── EXCERPTED RECORDS

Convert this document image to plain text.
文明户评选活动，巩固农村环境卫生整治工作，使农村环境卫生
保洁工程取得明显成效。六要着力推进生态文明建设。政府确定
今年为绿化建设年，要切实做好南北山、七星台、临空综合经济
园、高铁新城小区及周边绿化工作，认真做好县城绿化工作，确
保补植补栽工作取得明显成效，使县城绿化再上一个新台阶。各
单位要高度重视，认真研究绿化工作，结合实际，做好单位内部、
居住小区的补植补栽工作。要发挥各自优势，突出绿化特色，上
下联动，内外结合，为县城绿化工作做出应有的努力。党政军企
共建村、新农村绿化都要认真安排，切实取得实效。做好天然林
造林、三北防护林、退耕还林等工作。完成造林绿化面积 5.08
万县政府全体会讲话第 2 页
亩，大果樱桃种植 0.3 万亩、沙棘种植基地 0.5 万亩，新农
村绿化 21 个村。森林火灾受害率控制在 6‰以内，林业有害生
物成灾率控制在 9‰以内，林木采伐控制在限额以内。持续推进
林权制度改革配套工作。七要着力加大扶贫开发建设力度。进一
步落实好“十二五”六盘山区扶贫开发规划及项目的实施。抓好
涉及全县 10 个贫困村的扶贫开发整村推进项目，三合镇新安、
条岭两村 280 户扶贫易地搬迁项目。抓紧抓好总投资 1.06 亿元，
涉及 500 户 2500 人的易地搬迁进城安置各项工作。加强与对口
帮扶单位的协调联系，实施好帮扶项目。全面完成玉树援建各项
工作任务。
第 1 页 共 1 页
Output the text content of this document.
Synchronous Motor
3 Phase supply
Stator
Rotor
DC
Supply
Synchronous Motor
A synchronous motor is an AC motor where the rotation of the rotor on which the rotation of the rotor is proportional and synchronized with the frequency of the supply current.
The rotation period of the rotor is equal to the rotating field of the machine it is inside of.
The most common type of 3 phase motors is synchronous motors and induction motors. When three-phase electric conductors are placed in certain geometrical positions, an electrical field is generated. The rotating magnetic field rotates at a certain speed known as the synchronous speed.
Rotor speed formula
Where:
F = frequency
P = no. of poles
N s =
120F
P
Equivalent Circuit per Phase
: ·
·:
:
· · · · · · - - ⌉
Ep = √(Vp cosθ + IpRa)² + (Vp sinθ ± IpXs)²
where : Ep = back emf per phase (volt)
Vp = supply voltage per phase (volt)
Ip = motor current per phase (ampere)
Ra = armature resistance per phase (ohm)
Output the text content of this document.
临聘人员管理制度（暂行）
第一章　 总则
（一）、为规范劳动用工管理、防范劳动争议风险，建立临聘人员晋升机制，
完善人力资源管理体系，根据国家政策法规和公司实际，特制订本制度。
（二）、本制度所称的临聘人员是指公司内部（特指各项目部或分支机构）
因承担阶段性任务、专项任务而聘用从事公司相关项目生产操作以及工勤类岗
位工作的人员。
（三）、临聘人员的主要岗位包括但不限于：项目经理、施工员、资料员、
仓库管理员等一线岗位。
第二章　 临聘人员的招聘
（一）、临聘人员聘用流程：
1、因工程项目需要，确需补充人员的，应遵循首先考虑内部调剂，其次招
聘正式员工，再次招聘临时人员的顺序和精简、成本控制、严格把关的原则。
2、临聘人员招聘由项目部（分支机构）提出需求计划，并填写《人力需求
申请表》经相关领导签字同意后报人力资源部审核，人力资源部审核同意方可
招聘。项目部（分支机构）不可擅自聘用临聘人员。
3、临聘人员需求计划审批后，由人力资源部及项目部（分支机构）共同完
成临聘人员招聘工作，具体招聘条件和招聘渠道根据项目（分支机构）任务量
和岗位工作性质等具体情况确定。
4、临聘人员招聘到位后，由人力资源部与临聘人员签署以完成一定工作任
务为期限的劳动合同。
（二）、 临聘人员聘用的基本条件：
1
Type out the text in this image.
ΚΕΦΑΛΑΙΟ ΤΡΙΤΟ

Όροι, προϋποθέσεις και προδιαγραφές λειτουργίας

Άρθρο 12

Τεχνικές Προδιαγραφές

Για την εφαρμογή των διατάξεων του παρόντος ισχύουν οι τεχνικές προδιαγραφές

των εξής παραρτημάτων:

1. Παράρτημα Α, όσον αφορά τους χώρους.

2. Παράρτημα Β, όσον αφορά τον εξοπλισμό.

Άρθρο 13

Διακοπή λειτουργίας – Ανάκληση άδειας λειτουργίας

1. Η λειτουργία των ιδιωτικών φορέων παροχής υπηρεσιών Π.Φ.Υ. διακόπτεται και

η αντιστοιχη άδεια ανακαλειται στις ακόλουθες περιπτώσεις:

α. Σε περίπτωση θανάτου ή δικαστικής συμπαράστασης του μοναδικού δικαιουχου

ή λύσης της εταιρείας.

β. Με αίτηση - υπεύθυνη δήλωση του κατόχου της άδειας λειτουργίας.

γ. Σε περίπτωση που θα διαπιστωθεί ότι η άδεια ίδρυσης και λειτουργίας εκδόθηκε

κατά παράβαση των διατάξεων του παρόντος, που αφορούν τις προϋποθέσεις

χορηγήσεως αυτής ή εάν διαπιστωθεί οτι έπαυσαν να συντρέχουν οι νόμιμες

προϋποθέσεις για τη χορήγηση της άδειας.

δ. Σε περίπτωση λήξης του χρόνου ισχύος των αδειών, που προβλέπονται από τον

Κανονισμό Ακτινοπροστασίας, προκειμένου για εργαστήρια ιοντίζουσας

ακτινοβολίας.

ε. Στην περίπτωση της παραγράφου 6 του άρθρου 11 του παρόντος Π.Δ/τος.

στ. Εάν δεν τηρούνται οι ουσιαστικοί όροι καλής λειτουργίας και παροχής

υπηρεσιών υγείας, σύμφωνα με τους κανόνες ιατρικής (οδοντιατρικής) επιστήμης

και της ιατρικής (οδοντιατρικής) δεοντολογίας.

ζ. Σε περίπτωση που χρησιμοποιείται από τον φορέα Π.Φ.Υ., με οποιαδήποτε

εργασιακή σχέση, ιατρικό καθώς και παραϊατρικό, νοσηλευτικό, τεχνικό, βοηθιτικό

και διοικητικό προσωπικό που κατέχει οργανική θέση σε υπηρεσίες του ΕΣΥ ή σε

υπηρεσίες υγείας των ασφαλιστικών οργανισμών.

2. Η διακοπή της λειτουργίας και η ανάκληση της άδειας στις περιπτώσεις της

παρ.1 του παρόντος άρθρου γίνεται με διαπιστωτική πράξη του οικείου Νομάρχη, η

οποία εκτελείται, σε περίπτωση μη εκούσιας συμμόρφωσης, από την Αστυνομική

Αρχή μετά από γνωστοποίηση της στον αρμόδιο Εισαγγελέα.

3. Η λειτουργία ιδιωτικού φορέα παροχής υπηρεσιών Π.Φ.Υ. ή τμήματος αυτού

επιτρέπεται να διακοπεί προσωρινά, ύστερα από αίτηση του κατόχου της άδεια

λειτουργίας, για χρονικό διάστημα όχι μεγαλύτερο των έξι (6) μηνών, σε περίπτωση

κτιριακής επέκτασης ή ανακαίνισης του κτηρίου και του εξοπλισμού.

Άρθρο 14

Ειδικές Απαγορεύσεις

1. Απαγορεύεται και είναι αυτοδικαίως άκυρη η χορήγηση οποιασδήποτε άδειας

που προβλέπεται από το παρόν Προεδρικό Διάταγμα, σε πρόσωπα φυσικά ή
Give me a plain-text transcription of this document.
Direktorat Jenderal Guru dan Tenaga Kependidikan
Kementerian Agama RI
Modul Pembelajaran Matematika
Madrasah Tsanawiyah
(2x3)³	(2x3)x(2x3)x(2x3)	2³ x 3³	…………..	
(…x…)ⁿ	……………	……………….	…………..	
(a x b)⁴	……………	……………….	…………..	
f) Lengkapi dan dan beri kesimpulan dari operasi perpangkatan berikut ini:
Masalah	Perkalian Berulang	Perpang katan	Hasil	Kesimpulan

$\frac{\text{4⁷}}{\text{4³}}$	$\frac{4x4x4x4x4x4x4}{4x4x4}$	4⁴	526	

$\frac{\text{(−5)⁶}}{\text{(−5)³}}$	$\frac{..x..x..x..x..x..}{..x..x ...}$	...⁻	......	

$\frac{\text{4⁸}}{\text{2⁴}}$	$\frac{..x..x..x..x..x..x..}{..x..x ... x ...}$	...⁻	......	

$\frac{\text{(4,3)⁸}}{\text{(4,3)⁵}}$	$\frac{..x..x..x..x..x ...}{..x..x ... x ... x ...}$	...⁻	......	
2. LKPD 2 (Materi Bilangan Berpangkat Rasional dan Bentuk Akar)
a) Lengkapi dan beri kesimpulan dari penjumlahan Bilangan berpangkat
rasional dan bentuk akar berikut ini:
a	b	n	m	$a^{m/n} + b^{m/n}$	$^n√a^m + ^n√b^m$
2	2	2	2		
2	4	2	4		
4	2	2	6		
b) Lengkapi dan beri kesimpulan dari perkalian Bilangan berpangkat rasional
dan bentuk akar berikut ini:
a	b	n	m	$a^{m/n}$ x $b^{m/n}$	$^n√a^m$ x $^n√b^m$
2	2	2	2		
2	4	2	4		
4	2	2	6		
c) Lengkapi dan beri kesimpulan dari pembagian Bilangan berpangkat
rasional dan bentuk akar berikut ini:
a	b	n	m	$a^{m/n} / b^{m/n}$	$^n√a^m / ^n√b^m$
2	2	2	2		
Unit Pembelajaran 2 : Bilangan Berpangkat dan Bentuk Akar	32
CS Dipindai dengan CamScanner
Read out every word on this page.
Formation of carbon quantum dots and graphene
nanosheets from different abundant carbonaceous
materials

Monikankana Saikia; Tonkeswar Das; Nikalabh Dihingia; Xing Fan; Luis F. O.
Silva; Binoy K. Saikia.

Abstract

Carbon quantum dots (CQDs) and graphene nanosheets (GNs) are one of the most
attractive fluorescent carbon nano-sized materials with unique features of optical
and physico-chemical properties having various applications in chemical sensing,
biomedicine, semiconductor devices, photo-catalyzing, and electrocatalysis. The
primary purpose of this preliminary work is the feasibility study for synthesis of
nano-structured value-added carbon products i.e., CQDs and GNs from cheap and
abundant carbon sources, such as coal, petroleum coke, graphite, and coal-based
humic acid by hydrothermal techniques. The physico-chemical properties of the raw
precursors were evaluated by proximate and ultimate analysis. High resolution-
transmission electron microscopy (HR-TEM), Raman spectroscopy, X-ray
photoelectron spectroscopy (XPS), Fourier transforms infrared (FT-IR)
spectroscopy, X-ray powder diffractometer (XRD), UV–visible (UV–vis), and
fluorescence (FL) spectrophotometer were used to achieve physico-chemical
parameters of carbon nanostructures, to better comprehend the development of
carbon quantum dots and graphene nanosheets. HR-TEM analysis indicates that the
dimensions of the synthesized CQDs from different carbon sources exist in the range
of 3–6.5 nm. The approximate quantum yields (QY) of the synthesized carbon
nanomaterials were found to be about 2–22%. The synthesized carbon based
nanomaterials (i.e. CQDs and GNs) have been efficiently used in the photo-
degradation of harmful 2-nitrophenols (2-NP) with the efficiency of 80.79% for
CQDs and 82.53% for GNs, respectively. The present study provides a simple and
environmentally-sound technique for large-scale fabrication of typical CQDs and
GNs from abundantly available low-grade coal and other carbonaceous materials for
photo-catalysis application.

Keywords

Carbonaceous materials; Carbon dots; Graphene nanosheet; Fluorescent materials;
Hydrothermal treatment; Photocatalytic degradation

────

Find the word "οδοντιατρικής" and list each line it appears in.

υπηρεσιών υγείας, σύμφωνα με τους κανόνες ιατρικής (οδοντιατρικής) επιστήμης
και της ιατρικής (οδοντιατρικής) δεοντολογίας.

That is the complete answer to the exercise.